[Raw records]
****

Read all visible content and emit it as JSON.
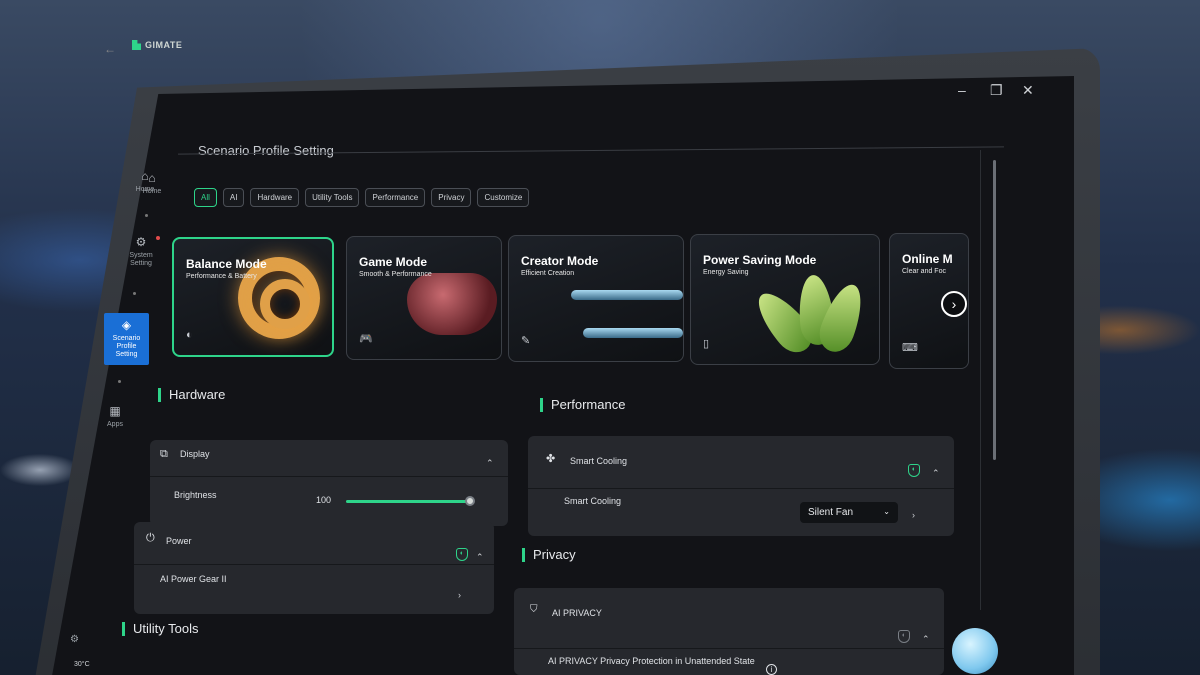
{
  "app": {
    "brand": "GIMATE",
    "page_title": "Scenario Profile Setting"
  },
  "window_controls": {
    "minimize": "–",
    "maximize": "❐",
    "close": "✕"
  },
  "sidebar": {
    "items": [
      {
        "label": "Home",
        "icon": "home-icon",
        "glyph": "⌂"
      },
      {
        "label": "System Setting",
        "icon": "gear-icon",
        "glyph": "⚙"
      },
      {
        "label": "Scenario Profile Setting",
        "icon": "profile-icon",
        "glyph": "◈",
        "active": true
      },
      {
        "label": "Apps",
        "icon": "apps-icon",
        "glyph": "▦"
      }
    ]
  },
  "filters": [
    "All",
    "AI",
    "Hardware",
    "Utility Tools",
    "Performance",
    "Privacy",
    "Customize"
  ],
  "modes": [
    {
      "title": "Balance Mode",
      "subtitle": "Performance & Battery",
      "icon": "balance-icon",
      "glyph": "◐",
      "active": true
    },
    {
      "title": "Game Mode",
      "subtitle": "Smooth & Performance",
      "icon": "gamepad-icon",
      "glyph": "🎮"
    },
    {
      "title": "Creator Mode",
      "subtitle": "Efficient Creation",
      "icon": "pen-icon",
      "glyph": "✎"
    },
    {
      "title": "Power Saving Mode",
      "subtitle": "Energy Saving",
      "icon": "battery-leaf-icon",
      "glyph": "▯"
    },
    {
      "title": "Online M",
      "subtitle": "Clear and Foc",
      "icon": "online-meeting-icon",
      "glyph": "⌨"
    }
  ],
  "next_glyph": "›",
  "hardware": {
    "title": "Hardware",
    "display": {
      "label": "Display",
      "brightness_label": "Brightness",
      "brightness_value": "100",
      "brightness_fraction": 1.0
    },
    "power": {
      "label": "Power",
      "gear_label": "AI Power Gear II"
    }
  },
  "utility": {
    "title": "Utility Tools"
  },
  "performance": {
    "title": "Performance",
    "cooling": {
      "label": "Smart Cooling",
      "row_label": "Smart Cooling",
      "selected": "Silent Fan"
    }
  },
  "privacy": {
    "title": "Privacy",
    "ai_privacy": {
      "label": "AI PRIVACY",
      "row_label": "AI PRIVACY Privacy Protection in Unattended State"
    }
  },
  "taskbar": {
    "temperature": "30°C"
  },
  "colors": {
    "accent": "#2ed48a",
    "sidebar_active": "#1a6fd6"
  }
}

****

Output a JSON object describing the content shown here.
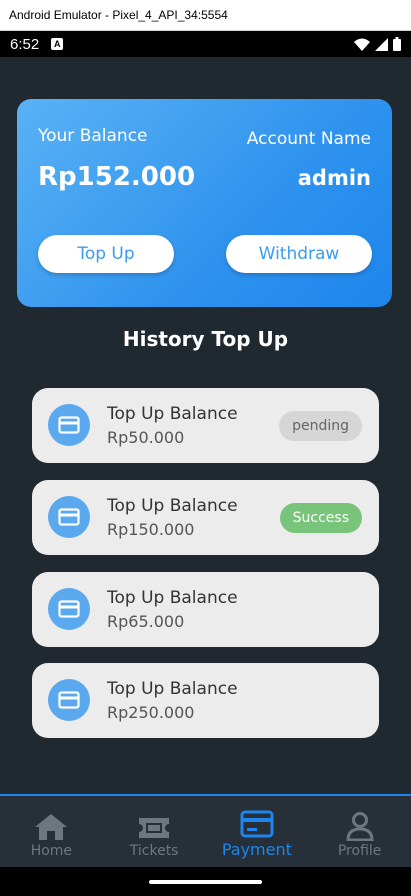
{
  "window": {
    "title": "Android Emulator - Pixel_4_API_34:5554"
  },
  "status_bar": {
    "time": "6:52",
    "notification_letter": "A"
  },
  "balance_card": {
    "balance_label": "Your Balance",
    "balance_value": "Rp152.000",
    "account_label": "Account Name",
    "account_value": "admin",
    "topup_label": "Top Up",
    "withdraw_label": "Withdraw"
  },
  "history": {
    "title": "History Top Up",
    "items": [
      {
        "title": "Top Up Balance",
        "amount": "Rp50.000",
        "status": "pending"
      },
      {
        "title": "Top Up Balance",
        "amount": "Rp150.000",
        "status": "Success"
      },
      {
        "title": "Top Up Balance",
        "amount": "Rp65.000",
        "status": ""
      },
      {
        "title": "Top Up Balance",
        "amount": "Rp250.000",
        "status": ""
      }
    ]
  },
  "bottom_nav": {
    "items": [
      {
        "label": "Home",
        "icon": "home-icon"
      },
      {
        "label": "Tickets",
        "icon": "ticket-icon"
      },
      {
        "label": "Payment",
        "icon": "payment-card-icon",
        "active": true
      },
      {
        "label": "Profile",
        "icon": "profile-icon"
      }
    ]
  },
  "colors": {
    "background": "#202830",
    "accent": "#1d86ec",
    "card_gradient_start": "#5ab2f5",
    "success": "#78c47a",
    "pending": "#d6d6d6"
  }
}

****

[Exercise directions] Show every line from the listing above in which the string "subtitle" appears.

[Exercise response]
      "subtitle": "Performance & Battery",
      "subtitle": "Smooth & Performance",
      "subtitle": "Efficient Creation",
      "subtitle": "Energy Saving",
      "subtitle": "Clear and Foc",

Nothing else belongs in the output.